▸ **EXERCISE REQUIREMENTS**
Which lines contain the word "ACİL"? Return each of them as written.

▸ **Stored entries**
_ _ _ _ _

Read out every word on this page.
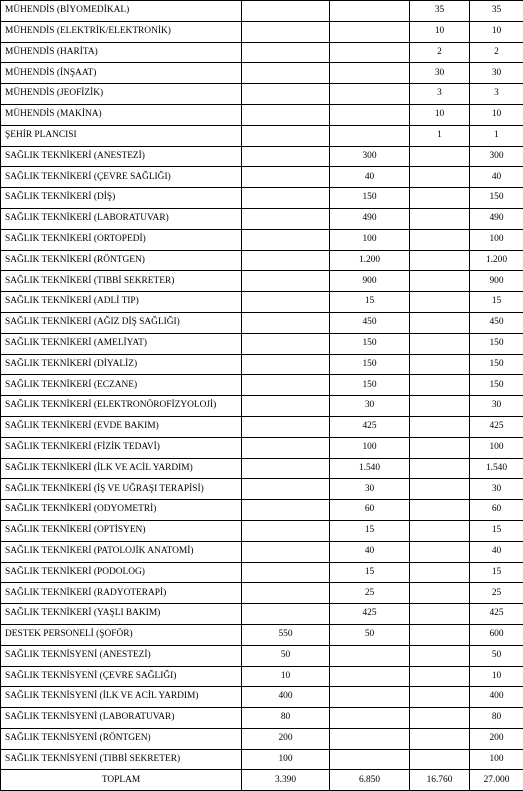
MÜHENDİS (BİYOMEDİKAL)			35	35
MÜHENDİS (ELEKTRİK/ELEKTRONİK)			10	10
MÜHENDİS (HARİTA)			2	2
MÜHENDİS (İNŞAAT)			30	30
MÜHENDİS (JEOFİZİK)			3	3
MÜHENDİS (MAKİNA)			10	10
ŞEHİR PLANCISI			1	1
SAĞLIK TEKNİKERİ (ANESTEZİ)		300		300
SAĞLIK TEKNİKERİ (ÇEVRE SAĞLIĞI)		40		40
SAĞLIK TEKNİKERİ (DİŞ)		150		150
SAĞLIK TEKNİKERİ (LABORATUVAR)		490		490
SAĞLIK TEKNİKERİ (ORTOPEDİ)		100		100
SAĞLIK TEKNİKERİ (RÖNTGEN)		1.200		1.200
SAĞLIK TEKNİKERİ (TIBBİ SEKRETER)		900		900
SAĞLIK TEKNİKERİ (ADLİ TIP)		15		15
SAĞLIK TEKNİKERİ (AĞIZ DİŞ SAĞLIĞI)		450		450
SAĞLIK TEKNİKERİ (AMELİYAT)		150		150
SAĞLIK TEKNİKERİ (DİYALİZ)		150		150
SAĞLIK TEKNİKERİ (ECZANE)		150		150
SAĞLIK TEKNİKERİ (ELEKTRONÖROFİZYOLOJİ)		30		30
SAĞLIK TEKNİKERİ (EVDE BAKIM)		425		425
SAĞLIK TEKNİKERİ (FİZİK TEDAVİ)		100		100
SAĞLIK TEKNİKERİ (İLK VE ACİL YARDIM)		1.540		1.540
SAĞLIK TEKNİKERİ (İŞ VE UĞRAŞI TERAPİSİ)		30		30
SAĞLIK TEKNİKERİ (ODYOMETRİ)		60		60
SAĞLIK TEKNİKERİ (OPTİSYEN)		15		15
SAĞLIK TEKNİKERİ (PATOLOJİK ANATOMİ)		40		40
SAĞLIK TEKNİKERİ (PODOLOG)		15		15
SAĞLIK TEKNİKERİ (RADYOTERAPİ)		25		25
SAĞLIK TEKNİKERİ (YAŞLI BAKIM)		425		425
DESTEK PERSONELİ (ŞOFÖR)	550	50		600
SAĞLIK TEKNİSYENİ (ANESTEZİ)	50			50
SAĞLIK TEKNİSYENİ (ÇEVRE SAĞLIĞI)	10			10
SAĞLIK TEKNİSYENİ (İLK VE ACİL YARDIM)	400			400
SAĞLIK TEKNİSYENİ (LABORATUVAR)	80			80
SAĞLIK TEKNİSYENİ (RÖNTGEN)	200			200
SAĞLIK TEKNİSYENİ (TIBBİ SEKRETER)	100			100
TOPLAM	3.390	6.850	16.760	27.000
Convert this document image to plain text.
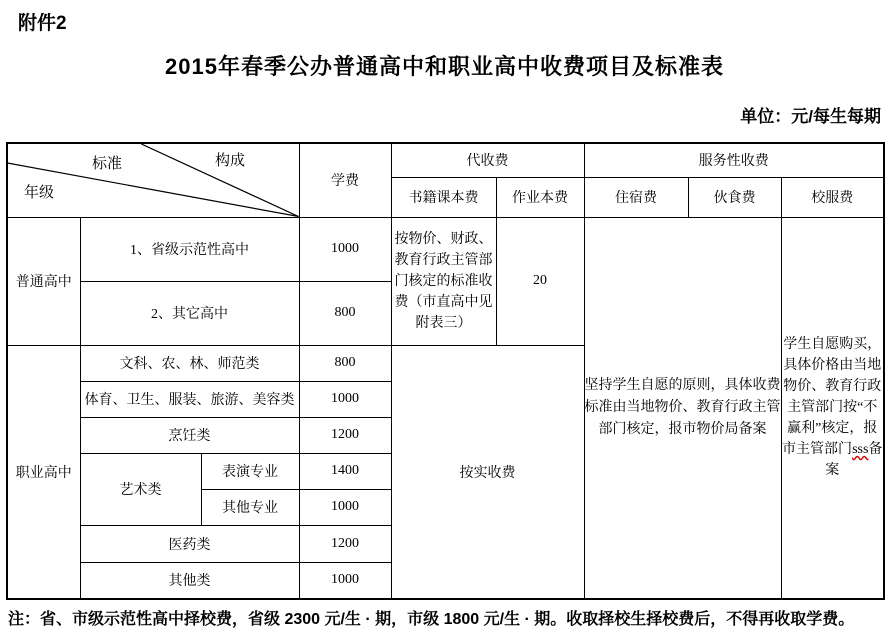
附件2
2015年春季公办普通高中和职业高中收费项目及标准表
单位：元/每生每期
标准 构成
年级			学费	代收费		服务性收费		
				书籍课本费	作业本费	住宿费	伙食费	校服费
普通高中	1、省级示范性高中		1000	按物价、财政、教育行政主管部门核定的标准收费（市直高中见附表三）	20	坚持学生自愿的原则，具体收费标准由当地物价、教育行政主管部门核定，报市物价局备案		学生自愿购买，具体价格由当地物价、教育行政主管部门按“不赢利”核定，报市主管部门sss备案
	2、其它高中		800					
职业高中	文科、农、林、师范类		800	按实收费				
	体育、卫生、服装、旅游、美容类		1000					
	烹饪类		1200					
	艺术类	表演专业	1400					
		其他专业	1000					
	医药类		1200					
	其他类		1000					
注：省、市级示范性高中择校费，省级 2300 元/生 · 期，市级 1800 元/生 · 期。收取择校生择校费后，不得再收取学费。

_ _ _ _ _

▸ **ANSWER TO THE EXERCISE**
SAĞLIK TEKNİKERİ (İLK VE ACİL YARDIM)		1.540		1.540
SAĞLIK TEKNİSYENİ (İLK VE ACİL YARDIM)	400			400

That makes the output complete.